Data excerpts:
···

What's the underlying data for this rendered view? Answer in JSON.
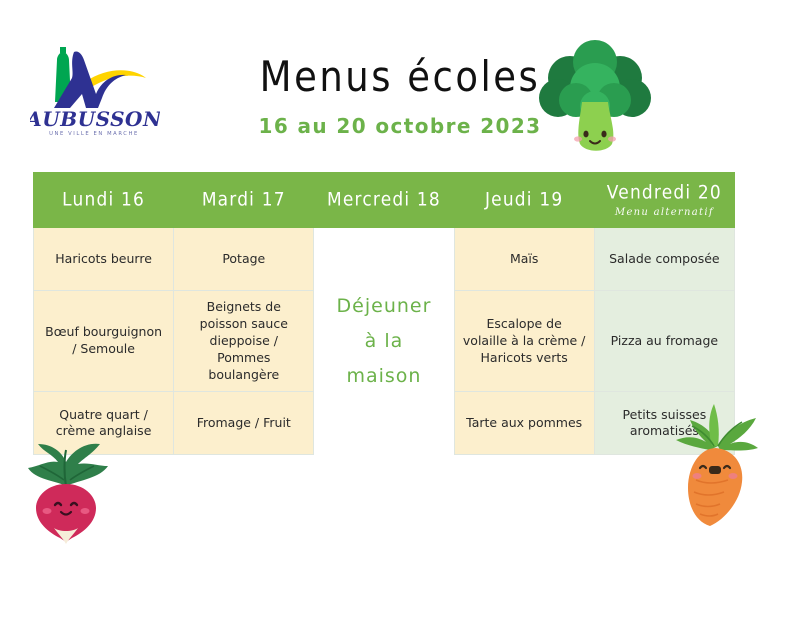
{
  "logo": {
    "name": "AUBUSSON",
    "tagline": "UNE VILLE EN MARCHE",
    "colors": {
      "navy": "#2e3192",
      "green": "#00a651",
      "yellow": "#ffd400"
    }
  },
  "header": {
    "title": "Menus écoles",
    "subtitle": "16 au 20 octobre 2023",
    "title_color": "#111111",
    "subtitle_color": "#6cb24a"
  },
  "table": {
    "header_bg": "#7ab648",
    "header_text_color": "#ffffff",
    "cell_bg": "#fcefcd",
    "friday_cell_bg": "#e4eedf",
    "home_cell_bg": "#ffffff",
    "home_text_color": "#6cb24a",
    "columns": [
      {
        "day": "Lundi 16",
        "note": ""
      },
      {
        "day": "Mardi 17",
        "note": ""
      },
      {
        "day": "Mercredi 18",
        "note": ""
      },
      {
        "day": "Jeudi 19",
        "note": ""
      },
      {
        "day": "Vendredi 20",
        "note": "Menu alternatif"
      }
    ],
    "rows": [
      {
        "name": "entree",
        "cells": [
          "Haricots beurre",
          "Potage",
          "",
          "Maïs",
          "Salade composée"
        ]
      },
      {
        "name": "plat",
        "cells": [
          "Bœuf bourguignon / Semoule",
          "Beignets de poisson sauce dieppoise  / Pommes boulangère",
          "",
          "Escalope de volaille à la crème / Haricots verts",
          "Pizza au fromage"
        ]
      },
      {
        "name": "dessert",
        "cells": [
          "Quatre quart / crème anglaise",
          "Fromage / Fruit",
          "",
          "Tarte aux pommes",
          "Petits suisses aromatisés"
        ]
      }
    ],
    "merged_wednesday": {
      "line1": "Déjeuner",
      "line2": "à la",
      "line3": "maison"
    }
  },
  "decorations": {
    "broccoli": "broccoli-mascot",
    "radish": "radish-mascot",
    "carrot": "carrot-mascot"
  }
}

···

## Given instruction
Wherever the word "mascot" occurs in a line of the listing, copy that line.

## Solution
    "broccoli": "broccoli-mascot",
    "radish": "radish-mascot",
    "carrot": "carrot-mascot"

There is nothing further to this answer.